Reproduce each line of the listing exactly.

Start of Exercise materials

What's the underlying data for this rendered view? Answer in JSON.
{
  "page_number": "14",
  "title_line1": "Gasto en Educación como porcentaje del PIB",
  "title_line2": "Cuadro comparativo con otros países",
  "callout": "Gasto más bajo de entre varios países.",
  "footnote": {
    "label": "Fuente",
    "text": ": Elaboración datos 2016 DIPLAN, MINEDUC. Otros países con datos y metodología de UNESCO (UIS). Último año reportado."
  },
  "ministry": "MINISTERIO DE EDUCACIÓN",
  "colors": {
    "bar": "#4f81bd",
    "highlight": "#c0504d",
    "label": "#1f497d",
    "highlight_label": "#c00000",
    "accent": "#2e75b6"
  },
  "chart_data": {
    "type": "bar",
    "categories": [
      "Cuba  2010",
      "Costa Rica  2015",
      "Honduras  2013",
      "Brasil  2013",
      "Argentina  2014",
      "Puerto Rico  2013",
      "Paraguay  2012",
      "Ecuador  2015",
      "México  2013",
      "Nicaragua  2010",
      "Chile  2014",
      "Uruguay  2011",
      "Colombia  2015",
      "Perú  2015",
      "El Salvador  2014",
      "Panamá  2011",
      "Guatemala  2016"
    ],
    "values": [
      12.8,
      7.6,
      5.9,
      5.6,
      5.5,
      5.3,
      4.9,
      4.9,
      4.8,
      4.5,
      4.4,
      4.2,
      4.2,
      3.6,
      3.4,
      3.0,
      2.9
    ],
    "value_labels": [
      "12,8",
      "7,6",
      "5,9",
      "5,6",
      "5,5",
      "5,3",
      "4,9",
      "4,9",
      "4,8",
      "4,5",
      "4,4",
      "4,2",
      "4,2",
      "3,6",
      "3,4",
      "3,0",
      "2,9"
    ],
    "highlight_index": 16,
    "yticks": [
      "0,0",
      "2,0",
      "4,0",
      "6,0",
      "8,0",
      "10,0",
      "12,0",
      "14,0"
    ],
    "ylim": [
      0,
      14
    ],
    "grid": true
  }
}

End of Exercise materials

▸ The reply
What's the underlying data for this rendered view? Answer in JSON.
{
  "page_number": "14",
  "title_line1": "Gasto en Educación como porcentaje del PIB",
  "title_line2": "Cuadro comparativo con otros países",
  "callout": "Gasto más bajo de entre varios países.",
  "footnote": {
    "label": "Fuente",
    "text": ": Elaboración datos 2016 DIPLAN, MINEDUC. Otros países con datos y metodología de UNESCO (UIS). Último año reportado."
  },
  "ministry": "MINISTERIO DE EDUCACIÓN",
  "colors": {
    "bar": "#4f81bd",
    "highlight": "#c0504d",
    "label": "#1f497d",
    "highlight_label": "#c00000",
    "accent": "#2e75b6"
  },
  "chart_data": {
    "type": "bar",
    "categories": [
      "Cuba  2010",
      "Costa Rica  2015",
      "Honduras  2013",
      "Brasil  2013",
      "Argentina  2014",
      "Puerto Rico  2013",
      "Paraguay  2012",
      "Ecuador  2015",
      "México  2013",
      "Nicaragua  2010",
      "Chile  2014",
      "Uruguay  2011",
      "Colombia  2015",
      "Perú  2015",
      "El Salvador  2014",
      "Panamá  2011",
      "Guatemala  2016"
    ],
    "values": [
      12.8,
      7.6,
      5.9,
      5.6,
      5.5,
      5.3,
      4.9,
      4.9,
      4.8,
      4.5,
      4.4,
      4.2,
      4.2,
      3.6,
      3.4,
      3.0,
      2.9
    ],
    "value_labels": [
      "12,8",
      "7,6",
      "5,9",
      "5,6",
      "5,5",
      "5,3",
      "4,9",
      "4,9",
      "4,8",
      "4,5",
      "4,4",
      "4,2",
      "4,2",
      "3,6",
      "3,4",
      "3,0",
      "2,9"
    ],
    "highlight_index": 16,
    "yticks": [
      "0,0",
      "2,0",
      "4,0",
      "6,0",
      "8,0",
      "10,0",
      "12,0",
      "14,0"
    ],
    "ylim": [
      0,
      14
    ],
    "grid": true
  }
}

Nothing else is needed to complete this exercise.